▶ [TASK REQUIREMENTS]: Reproduce, word for word, the part of the essay on whether the customer is always right that runs from "If price is" to "the new economy.".

▶ [PAGE EXTRACT]:
[Start]
All aspects of management demand that we be good salespeople. All consumer products companies are devoted to, and at some level “controlled by,” the KING. Have we not all been taught that yes, the “CUSTOMER IS KING?” In an effort to illustrate the customers’ importance, these regal soles have also been granted the supreme status of “always being right.”

Have you ever known of anyone who could even come close to always being right? Are you kidding? No way on God’s green earth! I believe we all realize these axioms are based on a generalized philosophy of one’s approach to doing business. Problems only arise when we accept these values in literal form rather than general form. You guessed it! There’s a group of individuals who currently expect us to accept this adage in “very literal terms.” Yes, it is a majority of our current and future customers.

I have no problem accepting these ideals in their intended context and frame of reference. Nordstrom, as well as many others, have outperformed their peers for years by bringing a much greater sense of focus and priority to meeting the needs of their customers.

In the legal system, there is a standard litmus test that all contracts must pass to be considered valid. The standard that has withstood centuries of litigation is: for a contract to be valid, benefit to both parties must be established. A contract that only benefits one party will never hold up in a court of law. If you look at it from a purely legal perspective, just how right are all of these customers?

The customer is, in fact, always right, with the following exceptions: in the case of being misinformed or being misguided. Misinformed or misguided? Impossible your might say!?!

THE MISINFORMED

These are the customers with whom we hold the greatest opportunity to evoke positive changes. It is certainly not their fault that they are, or choose to be, so poorly informed. Look upon it as your civic duty and a public service to show them the light. Let’s look at the buyer’s perspective.

In most cases, from their perspective, the defining element in any sale or contract seems most often to be focused on price. Price is a very tangible and precise medium in the negotiation process. Your customers will hound you about price at the beginning, middle, and end of many of your presentations. Within reason, we must certainly be competitive in this arena. I also believe that for the highly skilled professional, pricing issues are very rarely the defining element. This is where we must become the teacher, to assist the misinformed.

If price were the only issue, half of America’s economy will not, could not, would not, exist. In the absence of price considerations, quality, service, performance, confidence and personal relationships guide the vast majority of all business relationships. All too often, we allow our customers to emphasize and overstate pricing issues, as compared to true value issues associated with the balance of “the contract.”

If a product costs $1, what is its actual cost if, in fact, it is never received? In this scenario, would free provide additional value? Creating “added value” seems to be the buzzword of the new century. I’m not sure that anything has been added, such as octane to gasoline, but I do suggest that we need to be able to define and establish true value to our customers. Yes, our customers need to be better informed. We are in a position to do so, and the only ones willing to do it.

If price is a much more precise and tangible factor, how do we better define these secondary features and benefits, bringing similar clarity and definition? Ahhhh, this is where selling becomes pure. This is also what will define and protect salespeople in the new economy.
[End]
▶ [DATA]:
[Start]
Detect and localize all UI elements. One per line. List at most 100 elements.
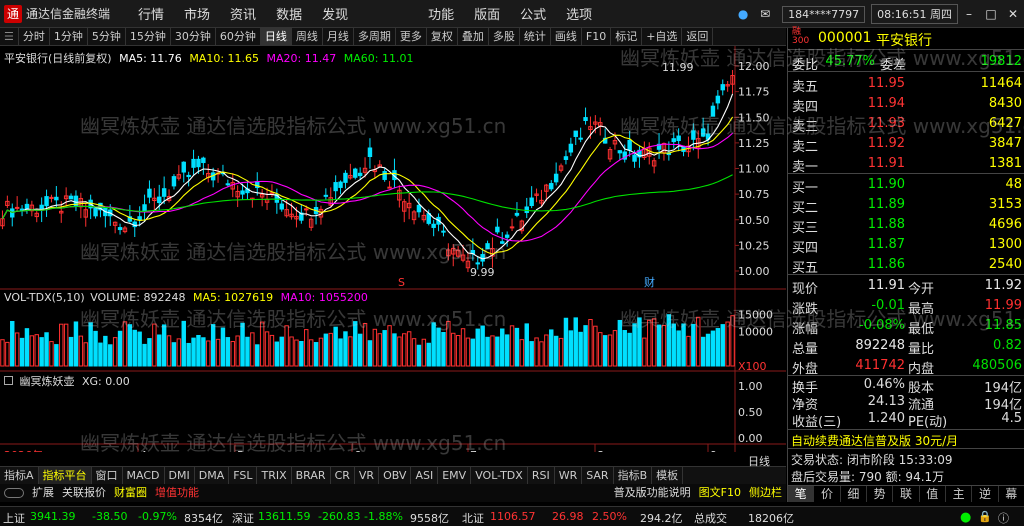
tb-stats[interactable]: 统计 [520,27,551,46]
ask-row[interactable]: 卖二 11.92 3847 [788,134,1024,155]
quote-tab[interactable]: 幕 [999,486,1024,502]
quote-tab[interactable]: 笔 [788,486,815,502]
indicator-tab[interactable]: 窗口 [92,467,123,485]
promo-link[interactable]: 普及版功能说明 [610,484,695,502]
tb-daily[interactable]: 日线 [260,27,292,46]
connection-icon[interactable]: ● [960,510,971,525]
menu-gongneng[interactable]: 功能 [428,4,454,23]
maximize-icon[interactable]: □ [980,7,1002,21]
bid-row[interactable]: 买二 11.89 3153 [788,195,1024,216]
indicator-tab[interactable]: 指标平台 [38,467,92,485]
expand-link[interactable]: 扩展 [28,484,58,502]
tb-multi-stock[interactable]: 多股 [489,27,520,46]
promo-text[interactable]: 自动续费通达信普及版 30元/月 [791,432,958,449]
close-icon[interactable]: ✕ [1002,7,1024,21]
tb-60min[interactable]: 60分钟 [216,27,261,46]
indicator-tab[interactable]: SAR [582,467,614,485]
ask-row[interactable]: 卖一 11.91 1381 [788,154,1024,175]
tb-back[interactable]: 返回 [682,27,714,46]
quote-tab[interactable]: 价 [814,486,841,502]
indicator-tab[interactable]: CR [331,467,355,485]
tb-30min[interactable]: 30分钟 [171,27,216,46]
ask-row[interactable]: 卖四 11.94 8430 [788,94,1024,115]
indicator-tab[interactable]: FSL [229,467,258,485]
indicator-axis-label: 1.00 [738,380,763,393]
user-icon[interactable]: ● [732,7,754,21]
after-hours: 盘后交易量: 790 额: 94.1万 [791,470,945,484]
volume-bar [362,322,368,367]
tb-fenshi[interactable]: 分时 [19,27,50,46]
menu-shuju[interactable]: 数据 [276,4,302,23]
bid-row[interactable]: 买四 11.87 1300 [788,235,1024,256]
account-id[interactable]: 184****7797 [782,5,866,23]
bid-row[interactable]: 买三 11.88 4696 [788,215,1024,236]
menu-hangqing[interactable]: 行情 [138,4,164,23]
wealth-circle[interactable]: 财富圈 [110,484,151,502]
indicator-tab[interactable]: MACD [123,467,165,485]
tb-5min[interactable]: 5分钟 [88,27,126,46]
indicator-tab[interactable]: BRAR [292,467,331,485]
chart-area[interactable]: 12.00 11.75 11.50 11.25 11.00 10.75 10.50 10.25… [0,46,786,462]
promo-bar[interactable]: 自动续费通达信普及版 30元/月 [788,429,1024,449]
ask-row[interactable]: 卖五 11.95 11464 [788,74,1024,95]
indicator-tab[interactable]: DMA [195,467,230,485]
bid-row[interactable]: 买一 11.90 48 [788,175,1024,196]
menu-gongshi[interactable]: 公式 [520,4,546,23]
value-add[interactable]: 增值功能 [151,484,203,502]
indicator-tab[interactable]: VR [355,467,380,485]
quote-tab[interactable]: 联 [893,486,920,502]
tb-fuquan[interactable]: 复权 [427,27,458,46]
menu-banmian[interactable]: 版面 [474,4,500,23]
link-quote[interactable]: 关联报价 [58,484,110,502]
lock-icon[interactable]: 🔒 [978,510,992,523]
bid-row[interactable]: 买五 11.86 2540 [788,255,1024,276]
volume-bar [436,327,441,367]
volume-bar [68,336,74,367]
indicator-tab[interactable]: 模板 [652,467,684,485]
indicator-tab[interactable]: RSI [528,467,555,485]
tb-f10[interactable]: F10 [582,27,612,46]
tb-add-fav[interactable]: +自选 [642,27,683,46]
sidebar-link[interactable]: 侧边栏 [745,484,786,502]
indicator-tab[interactable]: WR [555,467,583,485]
menu-zixun[interactable]: 资讯 [230,4,256,23]
tb-15min[interactable]: 15分钟 [126,27,171,46]
indicator-tab[interactable]: TRIX [257,467,292,485]
tb-weekly[interactable]: 周线 [292,27,323,46]
indicator-tab[interactable]: ASI [411,467,439,485]
quote-tab[interactable]: 逆 [972,486,999,502]
sz-label[interactable]: 深证 [232,510,254,526]
ask-row[interactable]: 卖三 11.93 6427 [788,114,1024,135]
minimize-icon[interactable]: – [958,7,980,21]
indicator-tab[interactable]: OBV [379,467,412,485]
menu-shichang[interactable]: 市场 [184,4,210,23]
indicator-tab[interactable]: EMV [438,467,472,485]
quote-tab[interactable]: 势 [867,486,894,502]
tb-1min[interactable]: 1分钟 [50,27,88,46]
settings-toggle-icon[interactable] [4,488,24,498]
tb-monthly[interactable]: 月线 [323,27,354,46]
quote-tab[interactable]: 主 [946,486,973,502]
indicator-tab[interactable]: VOL-TDX [471,467,528,485]
quote-tab[interactable]: 细 [841,486,867,502]
volume-bar [132,329,137,367]
indicator-tab[interactable]: DMI [165,467,195,485]
menu-xuanxiang[interactable]: 选项 [566,4,592,23]
mail-icon[interactable]: ✉ [754,7,776,21]
tb-multi-period[interactable]: 多周期 [354,27,396,46]
menu-toggle-icon[interactable]: ☰ [0,27,19,46]
f10-link[interactable]: 图文F10 [695,484,745,502]
kline-chart[interactable]: 12.00 11.75 11.50 11.25 11.00 10.75 10.50 10.25… [0,46,786,462]
menu-faxian[interactable]: 发现 [322,4,348,23]
indicator-checkbox[interactable] [4,376,13,385]
sh-label[interactable]: 上证 [3,510,25,526]
indicator-tab[interactable]: 指标A [0,467,39,485]
indicator-tab[interactable]: 指标B [614,467,653,485]
tb-overlay[interactable]: 叠加 [458,27,489,46]
tb-draw[interactable]: 画线 [551,27,582,46]
quote-tab[interactable]: 值 [920,486,946,502]
tb-mark[interactable]: 标记 [611,27,643,46]
tb-more[interactable]: 更多 [396,27,427,46]
bz-label[interactable]: 北证 [462,510,484,526]
info-icon[interactable]: ⓘ [998,510,1009,526]
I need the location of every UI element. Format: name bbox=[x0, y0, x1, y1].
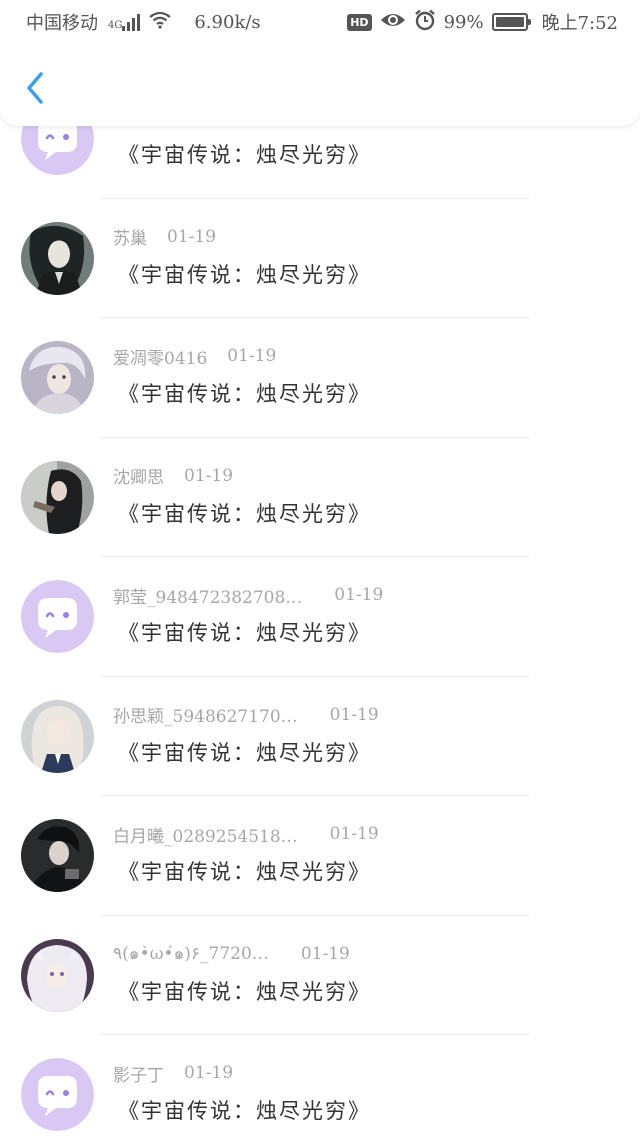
user-photo-icon bbox=[21, 819, 94, 892]
comment-meta bbox=[113, 126, 133, 129]
user-photo-icon bbox=[21, 699, 94, 773]
user-photo-icon bbox=[21, 341, 94, 414]
comment-meta: 沈卿思 01-19 bbox=[113, 463, 234, 489]
avatar[interactable] bbox=[21, 580, 94, 653]
user-photo-icon bbox=[21, 221, 94, 295]
default-chat-avatar-icon bbox=[21, 580, 94, 653]
list-item[interactable]: 影子丁 01-19 《宇宙传说：烛尽光穷》 bbox=[0, 1035, 640, 1138]
hd-icon: HD bbox=[347, 13, 372, 31]
comment-list[interactable]: 《宇宙传说：烛尽光穷》 苏巢 01-19 《宇宙传说：烛尽光穷》 爱凋零0416… bbox=[0, 126, 640, 1138]
comment-text: 《宇宙传说：烛尽光穷》 bbox=[118, 501, 371, 526]
avatar[interactable] bbox=[21, 819, 94, 892]
comment-date: 01-19 bbox=[329, 704, 379, 725]
avatar[interactable] bbox=[21, 221, 94, 295]
eye-icon bbox=[380, 11, 406, 34]
default-chat-avatar-icon bbox=[21, 1058, 94, 1131]
comment-text: 《宇宙传说：烛尽光穷》 bbox=[118, 382, 371, 406]
comment-text: 《宇宙传说：烛尽光穷》 bbox=[118, 1099, 371, 1123]
comment-meta: ٩(๑•̀ω•́๑)۶_7720… 01-19 bbox=[113, 942, 350, 966]
list-item[interactable]: 《宇宙传说：烛尽光穷》 bbox=[0, 126, 640, 199]
comment-text: 《宇宙传说：烛尽光穷》 bbox=[118, 143, 371, 167]
comment-meta: 爱凋零0416 01-19 bbox=[113, 344, 277, 369]
avatar[interactable] bbox=[21, 938, 94, 1012]
status-bar: 中国移动 4G 6.90k/s HD 99% 晚上7:52 bbox=[0, 0, 640, 44]
list-item[interactable]: 白月曦_0289254518… 01-19 《宇宙传说：烛尽光穷》 bbox=[0, 796, 640, 916]
list-item[interactable]: 郭莹_948472382708… 01-19 《宇宙传说：烛尽光穷》 bbox=[0, 557, 640, 677]
back-button[interactable] bbox=[18, 68, 52, 108]
comment-date: 01-19 bbox=[167, 226, 217, 247]
avatar[interactable] bbox=[21, 126, 94, 175]
comment-text: 《宇宙传说：烛尽光穷》 bbox=[118, 621, 371, 645]
clock-time: 晚上7:52 bbox=[541, 13, 618, 34]
comment-date: 01-19 bbox=[334, 585, 384, 605]
top-navigation-bar bbox=[0, 44, 640, 126]
status-bar-right: HD 99% 晚上7:52 bbox=[347, 9, 618, 36]
comment-date: 01-19 bbox=[227, 346, 277, 366]
comment-meta: 孙思颖_5948627170… 01-19 bbox=[113, 702, 379, 728]
commenter-name[interactable]: 孙思颖_5948627170… bbox=[113, 702, 298, 727]
comment-text: 《宇宙传说：烛尽光穷》 bbox=[118, 740, 371, 765]
comment-date: 01-19 bbox=[329, 824, 379, 844]
signal-icon: 4G bbox=[106, 13, 141, 31]
carrier-label: 中国移动 bbox=[26, 13, 98, 34]
list-item[interactable]: 孙思颖_5948627170… 01-19 《宇宙传说：烛尽光穷》 bbox=[0, 677, 640, 796]
comment-text: 《宇宙传说：烛尽光穷》 bbox=[118, 979, 371, 1004]
avatar[interactable] bbox=[21, 341, 94, 414]
battery-percent: 99% bbox=[443, 11, 484, 33]
comment-text: 《宇宙传说：烛尽光穷》 bbox=[118, 262, 371, 287]
avatar[interactable] bbox=[21, 460, 94, 534]
chevron-left-icon bbox=[27, 72, 43, 104]
comment-date: 01-19 bbox=[300, 943, 350, 964]
wifi-icon bbox=[148, 11, 172, 34]
comment-meta: 影子丁 01-19 bbox=[113, 1061, 234, 1086]
comment-date: 01-19 bbox=[184, 1063, 234, 1083]
user-photo-icon bbox=[21, 938, 94, 1012]
commenter-name[interactable]: 白月曦_0289254518… bbox=[113, 822, 298, 847]
default-chat-avatar-icon bbox=[21, 126, 94, 175]
comment-meta: 郭莹_948472382708… 01-19 bbox=[113, 583, 384, 608]
battery-icon bbox=[491, 13, 531, 31]
network-speed: 6.90k/s bbox=[194, 11, 261, 33]
list-item[interactable]: 苏巢 01-19 《宇宙传说：烛尽光穷》 bbox=[0, 199, 640, 318]
list-item[interactable]: 沈卿思 01-19 《宇宙传说：烛尽光穷》 bbox=[0, 438, 640, 557]
commenter-name[interactable]: 沈卿思 bbox=[113, 463, 164, 488]
comment-meta: 苏巢 01-19 bbox=[113, 224, 217, 250]
list-item[interactable]: 爱凋零0416 01-19 《宇宙传说：烛尽光穷》 bbox=[0, 318, 640, 438]
commenter-name[interactable]: ٩(๑•̀ω•́๑)۶_7720… bbox=[113, 940, 269, 967]
commenter-name[interactable]: 爱凋零0416 bbox=[113, 344, 207, 369]
list-item[interactable]: ٩(๑•̀ω•́๑)۶_7720… 01-19 《宇宙传说：烛尽光穷》 bbox=[0, 916, 640, 1035]
network-type: 4G bbox=[108, 20, 123, 31]
alarm-icon bbox=[414, 9, 436, 36]
comment-text: 《宇宙传说：烛尽光穷》 bbox=[118, 860, 371, 884]
avatar[interactable] bbox=[21, 699, 94, 773]
comment-date: 01-19 bbox=[184, 465, 234, 486]
comment-meta: 白月曦_0289254518… 01-19 bbox=[113, 822, 379, 847]
commenter-name[interactable]: 郭莹_948472382708… bbox=[113, 583, 302, 608]
status-bar-left: 中国移动 4G 6.90k/s bbox=[26, 9, 261, 35]
user-photo-icon bbox=[21, 460, 94, 534]
avatar[interactable] bbox=[21, 1058, 94, 1131]
commenter-name[interactable]: 苏巢 bbox=[113, 224, 147, 249]
commenter-name[interactable]: 影子丁 bbox=[113, 1061, 164, 1086]
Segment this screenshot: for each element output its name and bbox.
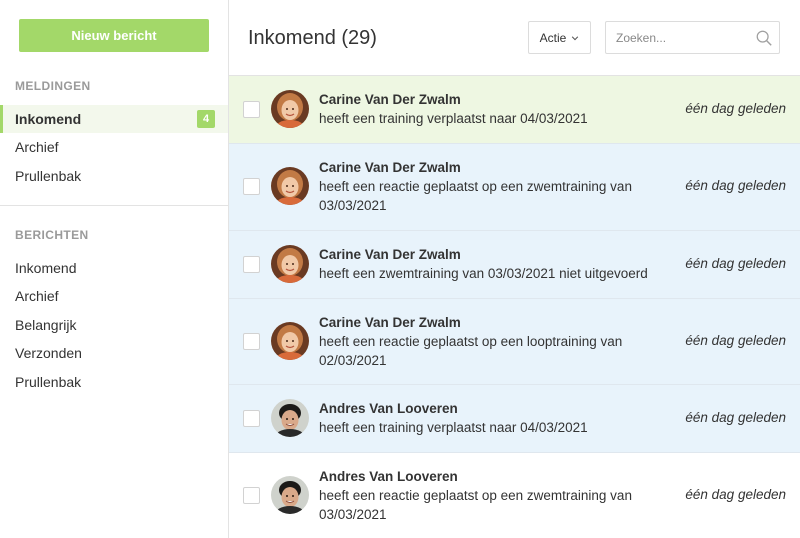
message-line: heeft een reactie geplaatst op een zwemt…: [319, 486, 669, 505]
sidebar-item-label: Prullenbak: [15, 374, 81, 390]
list-header: Inkomend (29) Actie: [229, 0, 800, 76]
sidebar-item-berichten-belangrijk[interactable]: Belangrijk: [0, 311, 228, 339]
search-input[interactable]: [606, 22, 751, 53]
timestamp: één dag geleden: [685, 101, 786, 116]
count-badge: 4: [197, 110, 215, 128]
chevron-down-icon: [571, 34, 579, 42]
sender-name: Andres Van Looveren: [319, 467, 669, 486]
row-content: Carine Van Der Zwalm heeft een training …: [319, 90, 669, 128]
woman-avatar-icon: [271, 245, 309, 283]
message-line-2: 03/03/2021: [319, 505, 669, 524]
row-checkbox[interactable]: [243, 178, 260, 195]
sidebar-item-label: Inkomend: [15, 111, 81, 127]
man-avatar-icon: [271, 476, 309, 514]
row-content: Carine Van Der Zwalm heeft een zwemtrain…: [319, 245, 669, 283]
timestamp: één dag geleden: [685, 178, 786, 193]
row-checkbox[interactable]: [243, 487, 260, 504]
list-item[interactable]: Carine Van Der Zwalm heeft een reactie g…: [229, 299, 800, 385]
sidebar-item-berichten-inkomend[interactable]: Inkomend: [0, 254, 228, 282]
message-line: heeft een training verplaatst naar 04/03…: [319, 109, 669, 128]
row-checkbox[interactable]: [243, 256, 260, 273]
message-line: heeft een training verplaatst naar 04/03…: [319, 418, 669, 437]
timestamp: één dag geleden: [685, 410, 786, 425]
sidebar-item-meldingen-prullenbak[interactable]: Prullenbak: [0, 162, 228, 190]
new-message-button[interactable]: Nieuw bericht: [19, 19, 209, 52]
sidebar-item-berichten-prullenbak[interactable]: Prullenbak: [0, 368, 228, 396]
sidebar-item-label: Inkomend: [15, 260, 76, 276]
timestamp: één dag geleden: [685, 333, 786, 348]
sidebar-item-label: Archief: [15, 139, 59, 155]
sidebar-item-berichten-verzonden[interactable]: Verzonden: [0, 339, 228, 367]
sidebar-item-label: Belangrijk: [15, 317, 76, 333]
sender-name: Andres Van Looveren: [319, 399, 669, 418]
sidebar-item-berichten-archief[interactable]: Archief: [0, 282, 228, 310]
row-checkbox[interactable]: [243, 101, 260, 118]
sidebar: Nieuw bericht MELDINGEN Inkomend 4 Archi…: [0, 0, 229, 538]
avatar: [271, 322, 309, 360]
sidebar-divider: [0, 205, 228, 206]
woman-avatar-icon: [271, 90, 309, 128]
section-title-meldingen: MELDINGEN: [15, 79, 91, 93]
row-checkbox[interactable]: [243, 410, 260, 427]
notification-list: Carine Van Der Zwalm heeft een training …: [229, 76, 800, 538]
row-content: Carine Van Der Zwalm heeft een reactie g…: [319, 158, 669, 215]
list-item[interactable]: Andres Van Looveren heeft een reactie ge…: [229, 453, 800, 538]
man-avatar-icon: [271, 399, 309, 437]
message-line: heeft een reactie geplaatst op een zwemt…: [319, 177, 669, 196]
sidebar-item-meldingen-archief[interactable]: Archief: [0, 133, 228, 161]
search-icon[interactable]: [755, 29, 773, 47]
row-checkbox[interactable]: [243, 333, 260, 350]
message-line-2: 03/03/2021: [319, 196, 669, 215]
list-item[interactable]: Carine Van Der Zwalm heeft een zwemtrain…: [229, 231, 800, 299]
sidebar-item-label: Archief: [15, 288, 59, 304]
avatar: [271, 476, 309, 514]
row-content: Carine Van Der Zwalm heeft een reactie g…: [319, 313, 669, 370]
row-content: Andres Van Looveren heeft een reactie ge…: [319, 467, 669, 524]
sender-name: Carine Van Der Zwalm: [319, 90, 669, 109]
sidebar-item-meldingen-inkomend[interactable]: Inkomend 4: [0, 105, 228, 133]
action-dropdown-label: Actie: [540, 31, 567, 45]
avatar: [271, 167, 309, 205]
timestamp: één dag geleden: [685, 256, 786, 271]
avatar: [271, 90, 309, 128]
section-title-berichten: BERICHTEN: [15, 228, 89, 242]
list-item[interactable]: Carine Van Der Zwalm heeft een reactie g…: [229, 144, 800, 231]
sender-name: Carine Van Der Zwalm: [319, 158, 669, 177]
sender-name: Carine Van Der Zwalm: [319, 245, 669, 264]
list-item[interactable]: Carine Van Der Zwalm heeft een training …: [229, 76, 800, 144]
sender-name: Carine Van Der Zwalm: [319, 313, 669, 332]
search-box: [605, 21, 780, 54]
message-line: heeft een zwemtraining van 03/03/2021 ni…: [319, 264, 669, 283]
sidebar-item-label: Verzonden: [15, 345, 82, 361]
avatar: [271, 399, 309, 437]
row-content: Andres Van Looveren heeft een training v…: [319, 399, 669, 437]
woman-avatar-icon: [271, 167, 309, 205]
message-line-2: 02/03/2021: [319, 351, 669, 370]
message-line: heeft een reactie geplaatst op een loopt…: [319, 332, 669, 351]
page-title: Inkomend (29): [248, 27, 377, 50]
sidebar-item-label: Prullenbak: [15, 168, 81, 184]
woman-avatar-icon: [271, 322, 309, 360]
timestamp: één dag geleden: [685, 487, 786, 502]
avatar: [271, 245, 309, 283]
list-item[interactable]: Andres Van Looveren heeft een training v…: [229, 385, 800, 453]
action-dropdown[interactable]: Actie: [528, 21, 591, 54]
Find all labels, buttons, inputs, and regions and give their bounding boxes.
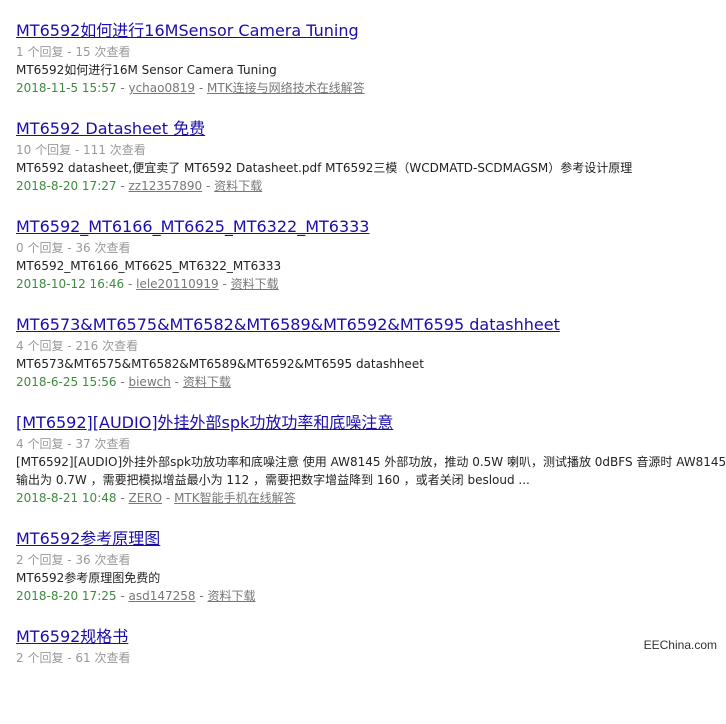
[End]
▶ [COMPLETED TASK]:
If price is a much more precise and tangible factor, how do we better define these secondary features and benefits, bringing similar clarity and definition? Ahhhh, this is where selling becomes pure. This is also what will define and protect salespeople in the new economy.